Records from a collection of figures

——————

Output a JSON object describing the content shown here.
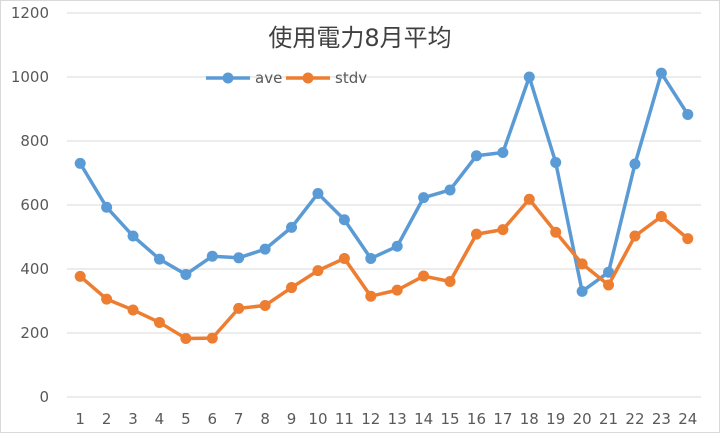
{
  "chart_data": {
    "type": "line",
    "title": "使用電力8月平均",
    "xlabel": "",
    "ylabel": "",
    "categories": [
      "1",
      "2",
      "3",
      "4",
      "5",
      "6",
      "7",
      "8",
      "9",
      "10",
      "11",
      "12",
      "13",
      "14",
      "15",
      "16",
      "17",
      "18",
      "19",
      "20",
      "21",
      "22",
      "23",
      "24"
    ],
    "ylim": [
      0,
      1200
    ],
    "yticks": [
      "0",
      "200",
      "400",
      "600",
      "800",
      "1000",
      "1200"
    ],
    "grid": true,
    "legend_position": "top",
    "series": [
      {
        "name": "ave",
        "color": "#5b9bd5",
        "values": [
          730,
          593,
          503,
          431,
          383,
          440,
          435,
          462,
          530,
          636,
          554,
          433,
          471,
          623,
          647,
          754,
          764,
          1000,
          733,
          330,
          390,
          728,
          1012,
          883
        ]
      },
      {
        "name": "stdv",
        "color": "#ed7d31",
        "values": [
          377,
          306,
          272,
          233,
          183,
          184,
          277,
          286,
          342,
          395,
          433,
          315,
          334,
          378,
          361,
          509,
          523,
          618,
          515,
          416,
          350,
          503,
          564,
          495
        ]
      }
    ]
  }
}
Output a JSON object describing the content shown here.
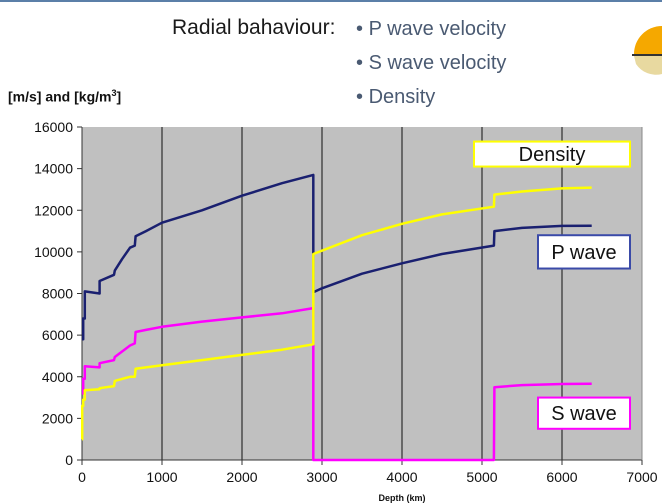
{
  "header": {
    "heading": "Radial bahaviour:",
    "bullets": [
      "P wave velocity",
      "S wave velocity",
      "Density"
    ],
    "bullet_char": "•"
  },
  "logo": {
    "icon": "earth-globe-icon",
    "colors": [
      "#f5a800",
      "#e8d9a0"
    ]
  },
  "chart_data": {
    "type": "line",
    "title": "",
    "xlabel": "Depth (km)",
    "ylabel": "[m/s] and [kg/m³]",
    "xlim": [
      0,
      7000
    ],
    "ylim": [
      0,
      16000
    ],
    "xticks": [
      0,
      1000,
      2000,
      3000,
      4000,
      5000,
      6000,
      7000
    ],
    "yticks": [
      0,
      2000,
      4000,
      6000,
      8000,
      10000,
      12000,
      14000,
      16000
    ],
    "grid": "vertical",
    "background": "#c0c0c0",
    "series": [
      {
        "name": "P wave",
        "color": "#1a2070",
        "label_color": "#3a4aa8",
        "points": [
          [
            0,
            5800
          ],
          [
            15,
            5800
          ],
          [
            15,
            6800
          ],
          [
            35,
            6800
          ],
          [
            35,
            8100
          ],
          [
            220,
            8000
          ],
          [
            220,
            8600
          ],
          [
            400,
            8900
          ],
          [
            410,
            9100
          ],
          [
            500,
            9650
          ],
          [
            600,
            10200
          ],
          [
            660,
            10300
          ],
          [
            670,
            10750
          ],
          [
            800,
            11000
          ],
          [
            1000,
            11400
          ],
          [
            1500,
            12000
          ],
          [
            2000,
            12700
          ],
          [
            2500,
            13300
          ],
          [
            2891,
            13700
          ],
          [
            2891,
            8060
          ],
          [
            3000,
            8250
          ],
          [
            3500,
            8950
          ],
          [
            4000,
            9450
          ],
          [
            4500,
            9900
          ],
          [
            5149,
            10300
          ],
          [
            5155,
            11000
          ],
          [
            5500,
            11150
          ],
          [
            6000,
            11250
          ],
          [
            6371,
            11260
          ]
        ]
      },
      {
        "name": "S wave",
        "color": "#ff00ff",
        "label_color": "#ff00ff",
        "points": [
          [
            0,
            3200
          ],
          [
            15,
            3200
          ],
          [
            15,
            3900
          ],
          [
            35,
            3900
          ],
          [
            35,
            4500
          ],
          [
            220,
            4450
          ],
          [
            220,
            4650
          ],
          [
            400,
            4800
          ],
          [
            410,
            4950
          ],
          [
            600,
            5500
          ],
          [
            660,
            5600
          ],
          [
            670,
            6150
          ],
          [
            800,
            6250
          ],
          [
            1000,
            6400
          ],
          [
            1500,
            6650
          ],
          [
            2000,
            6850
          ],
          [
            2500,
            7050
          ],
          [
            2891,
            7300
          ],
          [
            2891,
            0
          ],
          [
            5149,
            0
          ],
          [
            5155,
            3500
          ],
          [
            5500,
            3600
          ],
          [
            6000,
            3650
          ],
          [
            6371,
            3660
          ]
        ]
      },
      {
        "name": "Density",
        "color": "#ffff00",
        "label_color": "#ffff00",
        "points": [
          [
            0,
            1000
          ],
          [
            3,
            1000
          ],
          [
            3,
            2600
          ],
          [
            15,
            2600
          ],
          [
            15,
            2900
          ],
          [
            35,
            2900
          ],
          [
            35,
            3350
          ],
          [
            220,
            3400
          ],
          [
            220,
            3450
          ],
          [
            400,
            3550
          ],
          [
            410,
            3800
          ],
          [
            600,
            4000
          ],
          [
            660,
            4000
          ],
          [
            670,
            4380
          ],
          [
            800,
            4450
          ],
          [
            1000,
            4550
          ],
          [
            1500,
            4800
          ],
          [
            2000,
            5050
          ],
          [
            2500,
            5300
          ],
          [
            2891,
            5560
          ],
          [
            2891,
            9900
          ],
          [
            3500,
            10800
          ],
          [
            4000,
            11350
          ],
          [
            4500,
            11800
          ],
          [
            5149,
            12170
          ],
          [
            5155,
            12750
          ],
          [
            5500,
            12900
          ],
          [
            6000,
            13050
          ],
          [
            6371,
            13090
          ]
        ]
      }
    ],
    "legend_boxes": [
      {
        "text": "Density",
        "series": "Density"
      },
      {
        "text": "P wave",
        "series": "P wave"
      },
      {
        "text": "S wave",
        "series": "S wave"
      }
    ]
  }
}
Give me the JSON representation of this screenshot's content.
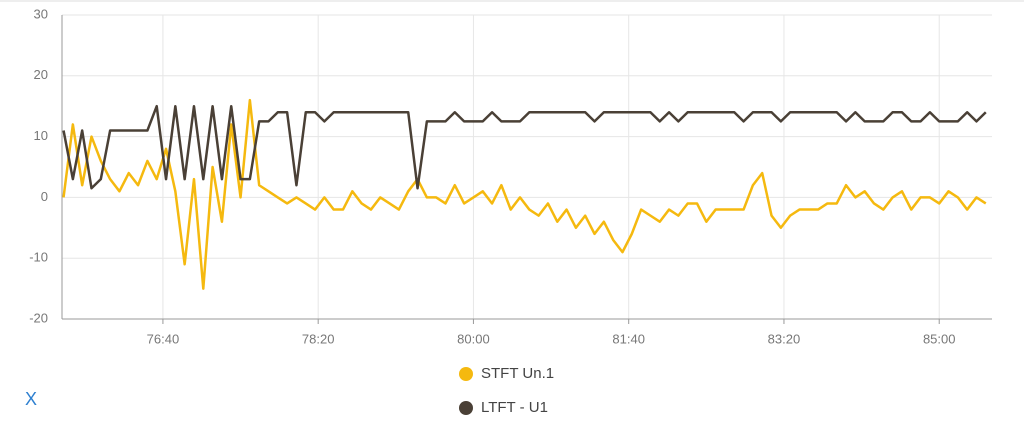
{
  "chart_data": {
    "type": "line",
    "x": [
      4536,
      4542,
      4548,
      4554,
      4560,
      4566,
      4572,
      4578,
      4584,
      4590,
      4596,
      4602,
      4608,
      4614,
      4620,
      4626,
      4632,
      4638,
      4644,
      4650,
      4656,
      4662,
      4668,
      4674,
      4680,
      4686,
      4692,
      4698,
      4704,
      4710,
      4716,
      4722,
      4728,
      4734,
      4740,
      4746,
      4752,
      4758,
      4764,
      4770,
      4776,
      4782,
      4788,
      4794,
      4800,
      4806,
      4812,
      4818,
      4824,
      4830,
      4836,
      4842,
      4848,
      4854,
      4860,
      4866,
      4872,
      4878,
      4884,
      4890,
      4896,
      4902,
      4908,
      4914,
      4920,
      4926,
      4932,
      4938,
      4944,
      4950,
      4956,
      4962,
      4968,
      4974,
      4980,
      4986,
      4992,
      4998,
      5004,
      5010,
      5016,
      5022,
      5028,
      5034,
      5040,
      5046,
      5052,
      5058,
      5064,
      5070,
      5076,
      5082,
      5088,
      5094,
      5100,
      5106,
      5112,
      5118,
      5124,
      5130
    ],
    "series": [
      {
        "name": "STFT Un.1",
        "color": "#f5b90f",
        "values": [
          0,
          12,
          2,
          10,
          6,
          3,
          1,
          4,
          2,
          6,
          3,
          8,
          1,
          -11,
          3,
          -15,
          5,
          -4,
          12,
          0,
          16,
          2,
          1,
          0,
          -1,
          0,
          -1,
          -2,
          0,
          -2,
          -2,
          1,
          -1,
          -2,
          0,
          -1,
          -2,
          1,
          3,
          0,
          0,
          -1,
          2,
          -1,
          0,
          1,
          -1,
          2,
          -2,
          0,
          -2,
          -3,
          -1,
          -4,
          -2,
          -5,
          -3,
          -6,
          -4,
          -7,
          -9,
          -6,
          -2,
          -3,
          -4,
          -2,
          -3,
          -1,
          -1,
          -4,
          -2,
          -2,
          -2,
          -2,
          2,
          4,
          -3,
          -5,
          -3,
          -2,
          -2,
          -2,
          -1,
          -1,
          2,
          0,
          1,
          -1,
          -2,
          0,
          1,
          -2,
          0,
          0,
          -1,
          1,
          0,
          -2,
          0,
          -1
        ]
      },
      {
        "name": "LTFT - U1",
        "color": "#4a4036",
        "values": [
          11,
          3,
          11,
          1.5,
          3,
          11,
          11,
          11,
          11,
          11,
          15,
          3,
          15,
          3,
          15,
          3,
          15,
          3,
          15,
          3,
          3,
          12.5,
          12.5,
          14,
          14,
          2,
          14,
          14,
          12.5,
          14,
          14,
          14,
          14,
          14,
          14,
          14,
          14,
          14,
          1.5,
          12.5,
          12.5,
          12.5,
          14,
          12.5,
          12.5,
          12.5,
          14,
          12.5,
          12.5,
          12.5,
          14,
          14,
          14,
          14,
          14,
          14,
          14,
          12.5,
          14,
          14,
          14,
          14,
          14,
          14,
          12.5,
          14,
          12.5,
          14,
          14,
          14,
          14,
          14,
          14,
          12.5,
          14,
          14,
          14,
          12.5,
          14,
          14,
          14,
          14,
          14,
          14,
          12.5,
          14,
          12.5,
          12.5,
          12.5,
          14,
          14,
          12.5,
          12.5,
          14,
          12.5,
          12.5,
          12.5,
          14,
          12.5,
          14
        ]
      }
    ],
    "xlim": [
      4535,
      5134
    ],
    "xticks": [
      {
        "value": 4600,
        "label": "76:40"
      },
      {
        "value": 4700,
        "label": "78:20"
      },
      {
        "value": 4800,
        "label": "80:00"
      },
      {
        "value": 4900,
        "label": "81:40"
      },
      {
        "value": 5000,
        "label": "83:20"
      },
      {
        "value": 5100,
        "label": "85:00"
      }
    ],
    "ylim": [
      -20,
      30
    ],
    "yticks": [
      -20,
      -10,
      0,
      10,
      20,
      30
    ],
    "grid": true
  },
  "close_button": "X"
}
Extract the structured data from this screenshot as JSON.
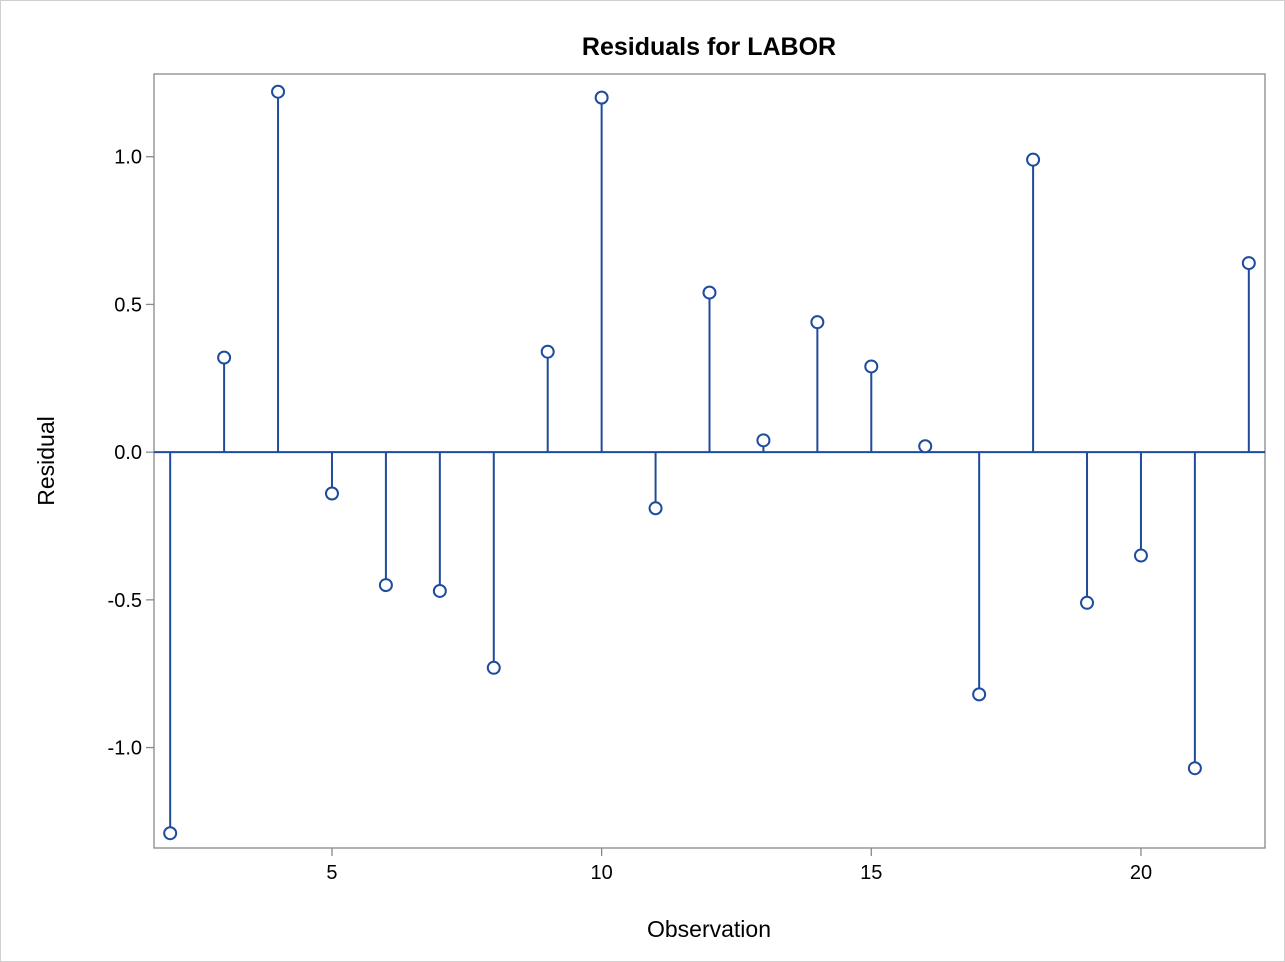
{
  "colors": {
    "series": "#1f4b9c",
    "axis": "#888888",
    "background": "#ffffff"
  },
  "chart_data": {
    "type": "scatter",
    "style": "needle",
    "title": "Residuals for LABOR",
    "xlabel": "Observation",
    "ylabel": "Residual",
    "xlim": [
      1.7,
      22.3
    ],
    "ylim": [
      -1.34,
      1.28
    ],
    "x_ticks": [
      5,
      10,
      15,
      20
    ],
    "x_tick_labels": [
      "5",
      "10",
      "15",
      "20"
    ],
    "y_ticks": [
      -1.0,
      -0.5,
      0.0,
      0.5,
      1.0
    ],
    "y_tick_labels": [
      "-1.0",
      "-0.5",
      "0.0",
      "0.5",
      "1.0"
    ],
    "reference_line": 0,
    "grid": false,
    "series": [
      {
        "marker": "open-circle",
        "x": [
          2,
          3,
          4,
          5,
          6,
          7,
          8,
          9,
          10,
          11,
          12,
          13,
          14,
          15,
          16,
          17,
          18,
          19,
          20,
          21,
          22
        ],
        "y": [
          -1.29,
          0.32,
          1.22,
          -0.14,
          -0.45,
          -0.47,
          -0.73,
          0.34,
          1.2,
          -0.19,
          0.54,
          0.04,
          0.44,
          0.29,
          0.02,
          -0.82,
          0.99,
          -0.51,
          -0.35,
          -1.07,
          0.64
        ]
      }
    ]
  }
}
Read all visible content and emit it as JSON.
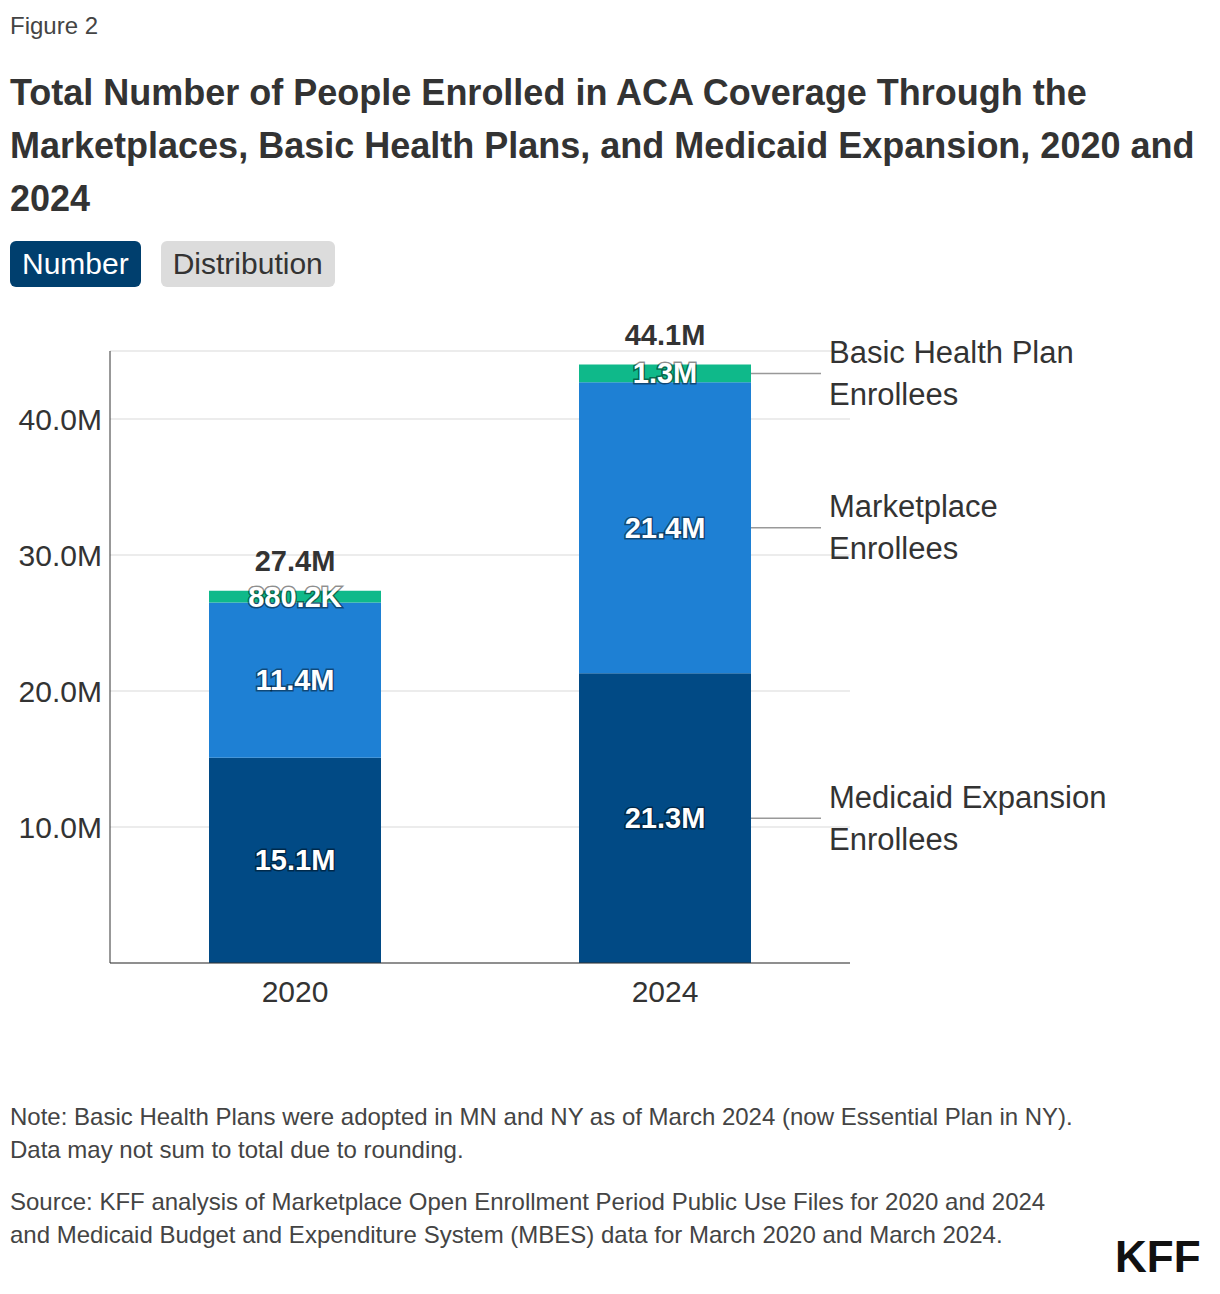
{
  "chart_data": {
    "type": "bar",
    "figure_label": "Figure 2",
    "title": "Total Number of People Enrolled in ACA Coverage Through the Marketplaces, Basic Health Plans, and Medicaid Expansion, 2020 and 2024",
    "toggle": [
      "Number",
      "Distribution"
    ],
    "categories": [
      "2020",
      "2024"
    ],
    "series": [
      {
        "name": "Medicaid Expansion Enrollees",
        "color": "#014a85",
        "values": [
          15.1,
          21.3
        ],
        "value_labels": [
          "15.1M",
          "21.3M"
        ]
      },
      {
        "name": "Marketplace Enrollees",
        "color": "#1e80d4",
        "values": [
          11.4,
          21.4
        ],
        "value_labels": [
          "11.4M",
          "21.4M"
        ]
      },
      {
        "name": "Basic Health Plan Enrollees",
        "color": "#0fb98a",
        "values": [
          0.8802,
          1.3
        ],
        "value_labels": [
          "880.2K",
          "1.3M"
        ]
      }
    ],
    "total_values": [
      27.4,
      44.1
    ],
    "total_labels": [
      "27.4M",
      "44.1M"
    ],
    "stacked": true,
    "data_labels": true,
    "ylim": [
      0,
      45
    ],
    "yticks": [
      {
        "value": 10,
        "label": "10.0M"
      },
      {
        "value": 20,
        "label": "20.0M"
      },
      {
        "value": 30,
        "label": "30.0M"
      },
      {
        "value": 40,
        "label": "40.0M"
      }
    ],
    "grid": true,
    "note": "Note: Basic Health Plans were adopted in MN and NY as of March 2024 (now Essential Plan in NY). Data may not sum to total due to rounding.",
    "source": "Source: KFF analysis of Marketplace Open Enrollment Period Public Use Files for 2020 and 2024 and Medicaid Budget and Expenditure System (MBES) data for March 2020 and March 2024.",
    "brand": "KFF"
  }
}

——————

▸ **Your task**:
Pick out every line above that contains the word "JSON" and copy it.

▸ **Problem solution**:
Output a JSON object describing the content shown here.
Output a JSON object describing the content shown here.
Give me the JSON representation of this screenshot's content.
Extract the structured data from this screenshot as JSON.
Read all visible content and emit it as JSON.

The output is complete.